• Extracted records:
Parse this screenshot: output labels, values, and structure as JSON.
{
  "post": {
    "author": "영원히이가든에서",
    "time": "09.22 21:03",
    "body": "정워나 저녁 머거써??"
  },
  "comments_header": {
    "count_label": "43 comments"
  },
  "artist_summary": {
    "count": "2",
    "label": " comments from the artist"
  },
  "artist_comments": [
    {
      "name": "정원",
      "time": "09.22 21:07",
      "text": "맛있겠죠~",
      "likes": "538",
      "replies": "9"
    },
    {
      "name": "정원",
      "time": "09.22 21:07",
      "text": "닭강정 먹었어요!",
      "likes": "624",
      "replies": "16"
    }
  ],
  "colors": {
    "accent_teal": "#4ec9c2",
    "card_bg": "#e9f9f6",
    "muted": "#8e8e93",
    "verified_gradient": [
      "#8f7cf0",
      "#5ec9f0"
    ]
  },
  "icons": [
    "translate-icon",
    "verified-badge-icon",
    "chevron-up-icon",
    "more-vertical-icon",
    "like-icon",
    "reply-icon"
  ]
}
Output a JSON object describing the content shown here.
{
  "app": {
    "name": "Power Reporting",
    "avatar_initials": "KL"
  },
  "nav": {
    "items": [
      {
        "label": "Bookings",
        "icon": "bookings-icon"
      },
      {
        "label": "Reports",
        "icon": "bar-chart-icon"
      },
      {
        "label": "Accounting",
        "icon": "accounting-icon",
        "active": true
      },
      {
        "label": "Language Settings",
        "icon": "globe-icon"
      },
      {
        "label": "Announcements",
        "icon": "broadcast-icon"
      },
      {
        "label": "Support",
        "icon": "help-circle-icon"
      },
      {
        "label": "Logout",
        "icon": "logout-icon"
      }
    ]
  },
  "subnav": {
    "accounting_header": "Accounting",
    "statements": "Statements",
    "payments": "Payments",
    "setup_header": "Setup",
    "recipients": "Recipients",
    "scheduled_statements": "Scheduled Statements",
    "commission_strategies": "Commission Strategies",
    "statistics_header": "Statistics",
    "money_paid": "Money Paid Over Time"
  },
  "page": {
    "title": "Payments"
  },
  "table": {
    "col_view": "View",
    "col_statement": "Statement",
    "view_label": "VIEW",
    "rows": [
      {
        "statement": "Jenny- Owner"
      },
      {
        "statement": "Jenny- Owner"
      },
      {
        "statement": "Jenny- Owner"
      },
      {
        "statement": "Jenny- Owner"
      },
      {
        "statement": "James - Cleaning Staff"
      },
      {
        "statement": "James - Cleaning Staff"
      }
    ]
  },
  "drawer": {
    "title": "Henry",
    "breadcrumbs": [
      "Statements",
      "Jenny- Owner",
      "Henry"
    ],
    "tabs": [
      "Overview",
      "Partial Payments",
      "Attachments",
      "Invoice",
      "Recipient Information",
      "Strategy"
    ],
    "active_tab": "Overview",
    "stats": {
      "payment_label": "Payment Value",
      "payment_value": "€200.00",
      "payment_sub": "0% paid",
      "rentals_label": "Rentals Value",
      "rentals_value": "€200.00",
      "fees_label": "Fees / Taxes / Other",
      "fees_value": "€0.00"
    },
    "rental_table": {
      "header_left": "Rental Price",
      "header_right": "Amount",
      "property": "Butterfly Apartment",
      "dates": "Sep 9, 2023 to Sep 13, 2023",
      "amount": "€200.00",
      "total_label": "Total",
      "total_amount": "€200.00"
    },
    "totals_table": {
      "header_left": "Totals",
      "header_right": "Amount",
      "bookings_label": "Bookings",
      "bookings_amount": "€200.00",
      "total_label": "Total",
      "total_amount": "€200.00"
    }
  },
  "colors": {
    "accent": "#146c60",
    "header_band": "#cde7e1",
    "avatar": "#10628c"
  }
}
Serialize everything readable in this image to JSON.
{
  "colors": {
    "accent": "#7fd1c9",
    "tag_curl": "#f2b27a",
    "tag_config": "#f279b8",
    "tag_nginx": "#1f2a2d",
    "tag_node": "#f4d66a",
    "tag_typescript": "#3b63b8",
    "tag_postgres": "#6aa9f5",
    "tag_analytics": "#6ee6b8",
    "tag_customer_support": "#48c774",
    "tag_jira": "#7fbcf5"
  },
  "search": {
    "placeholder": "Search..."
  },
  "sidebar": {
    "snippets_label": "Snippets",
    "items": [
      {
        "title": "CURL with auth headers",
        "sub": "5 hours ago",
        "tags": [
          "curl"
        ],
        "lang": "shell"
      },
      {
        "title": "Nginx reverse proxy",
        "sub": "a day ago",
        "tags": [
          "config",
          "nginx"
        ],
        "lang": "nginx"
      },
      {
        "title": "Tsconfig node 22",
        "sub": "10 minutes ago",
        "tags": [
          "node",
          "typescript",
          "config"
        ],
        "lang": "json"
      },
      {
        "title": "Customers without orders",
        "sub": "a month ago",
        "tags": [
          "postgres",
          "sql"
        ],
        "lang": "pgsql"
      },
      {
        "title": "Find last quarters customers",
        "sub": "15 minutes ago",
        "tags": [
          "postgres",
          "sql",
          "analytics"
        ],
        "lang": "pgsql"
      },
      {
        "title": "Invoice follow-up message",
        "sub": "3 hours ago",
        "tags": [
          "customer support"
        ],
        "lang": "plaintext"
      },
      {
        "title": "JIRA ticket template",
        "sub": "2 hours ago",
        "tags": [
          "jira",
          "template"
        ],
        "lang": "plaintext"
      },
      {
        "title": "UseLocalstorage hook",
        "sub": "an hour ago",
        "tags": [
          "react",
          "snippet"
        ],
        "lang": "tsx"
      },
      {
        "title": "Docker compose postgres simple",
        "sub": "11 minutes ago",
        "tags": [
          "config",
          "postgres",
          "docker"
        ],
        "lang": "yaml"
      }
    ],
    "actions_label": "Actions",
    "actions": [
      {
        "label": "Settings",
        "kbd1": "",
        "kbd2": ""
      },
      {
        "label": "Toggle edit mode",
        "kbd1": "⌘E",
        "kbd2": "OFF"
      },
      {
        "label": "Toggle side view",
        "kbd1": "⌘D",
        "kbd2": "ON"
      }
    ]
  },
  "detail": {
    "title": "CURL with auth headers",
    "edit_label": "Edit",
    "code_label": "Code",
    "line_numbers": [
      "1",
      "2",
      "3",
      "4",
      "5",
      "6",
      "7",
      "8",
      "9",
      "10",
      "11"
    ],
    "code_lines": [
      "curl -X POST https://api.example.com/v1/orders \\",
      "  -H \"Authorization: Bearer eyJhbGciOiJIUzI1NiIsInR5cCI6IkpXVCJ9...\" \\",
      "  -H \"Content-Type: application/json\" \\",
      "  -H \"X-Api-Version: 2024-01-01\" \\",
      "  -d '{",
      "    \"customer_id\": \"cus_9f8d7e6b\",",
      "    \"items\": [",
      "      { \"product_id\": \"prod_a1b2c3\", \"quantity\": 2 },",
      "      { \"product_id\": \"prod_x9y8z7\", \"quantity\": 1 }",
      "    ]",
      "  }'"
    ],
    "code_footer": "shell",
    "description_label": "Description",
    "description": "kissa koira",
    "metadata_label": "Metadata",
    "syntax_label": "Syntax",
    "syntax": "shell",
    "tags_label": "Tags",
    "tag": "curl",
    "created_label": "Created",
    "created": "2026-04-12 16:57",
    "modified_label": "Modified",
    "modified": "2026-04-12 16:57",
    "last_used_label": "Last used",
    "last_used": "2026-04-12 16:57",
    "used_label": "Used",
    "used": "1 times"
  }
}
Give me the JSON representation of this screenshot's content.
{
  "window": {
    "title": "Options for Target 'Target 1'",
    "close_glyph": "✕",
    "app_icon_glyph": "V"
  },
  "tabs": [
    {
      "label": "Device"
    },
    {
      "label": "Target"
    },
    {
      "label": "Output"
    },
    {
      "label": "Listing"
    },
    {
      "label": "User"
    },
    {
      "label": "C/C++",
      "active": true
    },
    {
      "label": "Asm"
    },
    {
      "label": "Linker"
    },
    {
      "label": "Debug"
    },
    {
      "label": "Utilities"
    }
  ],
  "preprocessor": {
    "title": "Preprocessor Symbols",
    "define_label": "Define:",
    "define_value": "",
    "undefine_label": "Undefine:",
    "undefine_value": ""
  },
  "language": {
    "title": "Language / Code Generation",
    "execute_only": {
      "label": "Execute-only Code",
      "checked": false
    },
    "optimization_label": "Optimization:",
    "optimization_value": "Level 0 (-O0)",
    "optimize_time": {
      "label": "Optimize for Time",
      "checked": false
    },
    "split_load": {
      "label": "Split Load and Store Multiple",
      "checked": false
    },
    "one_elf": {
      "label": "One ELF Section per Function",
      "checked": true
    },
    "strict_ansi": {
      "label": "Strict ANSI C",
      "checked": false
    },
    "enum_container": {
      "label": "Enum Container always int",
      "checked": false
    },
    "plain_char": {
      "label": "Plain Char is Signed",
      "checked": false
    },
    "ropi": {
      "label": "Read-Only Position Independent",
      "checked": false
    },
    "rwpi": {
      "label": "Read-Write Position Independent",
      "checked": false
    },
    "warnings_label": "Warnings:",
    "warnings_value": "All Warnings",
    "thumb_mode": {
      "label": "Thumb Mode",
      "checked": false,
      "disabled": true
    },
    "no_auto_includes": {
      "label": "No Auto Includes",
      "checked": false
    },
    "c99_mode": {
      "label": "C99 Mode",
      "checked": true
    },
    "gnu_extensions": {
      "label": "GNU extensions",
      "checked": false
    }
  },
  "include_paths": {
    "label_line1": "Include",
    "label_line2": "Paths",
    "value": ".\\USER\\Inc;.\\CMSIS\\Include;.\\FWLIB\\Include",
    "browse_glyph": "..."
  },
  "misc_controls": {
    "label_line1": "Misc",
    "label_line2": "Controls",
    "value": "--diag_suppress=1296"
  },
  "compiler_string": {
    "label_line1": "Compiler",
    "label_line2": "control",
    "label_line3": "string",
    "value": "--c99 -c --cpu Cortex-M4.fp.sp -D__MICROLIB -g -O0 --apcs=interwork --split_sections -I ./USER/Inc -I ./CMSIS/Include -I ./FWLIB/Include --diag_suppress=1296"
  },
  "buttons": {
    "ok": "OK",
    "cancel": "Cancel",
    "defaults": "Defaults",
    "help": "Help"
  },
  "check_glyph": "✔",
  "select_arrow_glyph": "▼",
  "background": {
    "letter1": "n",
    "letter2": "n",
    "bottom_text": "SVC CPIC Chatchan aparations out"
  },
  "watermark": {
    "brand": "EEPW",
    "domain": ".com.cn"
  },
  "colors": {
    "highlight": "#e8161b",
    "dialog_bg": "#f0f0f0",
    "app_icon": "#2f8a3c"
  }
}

• EXERCISE DETAILS: Work out how many lines of the listing above include the word "Target". Reply with nothing but the count.

• WRITTEN ANSWER: 2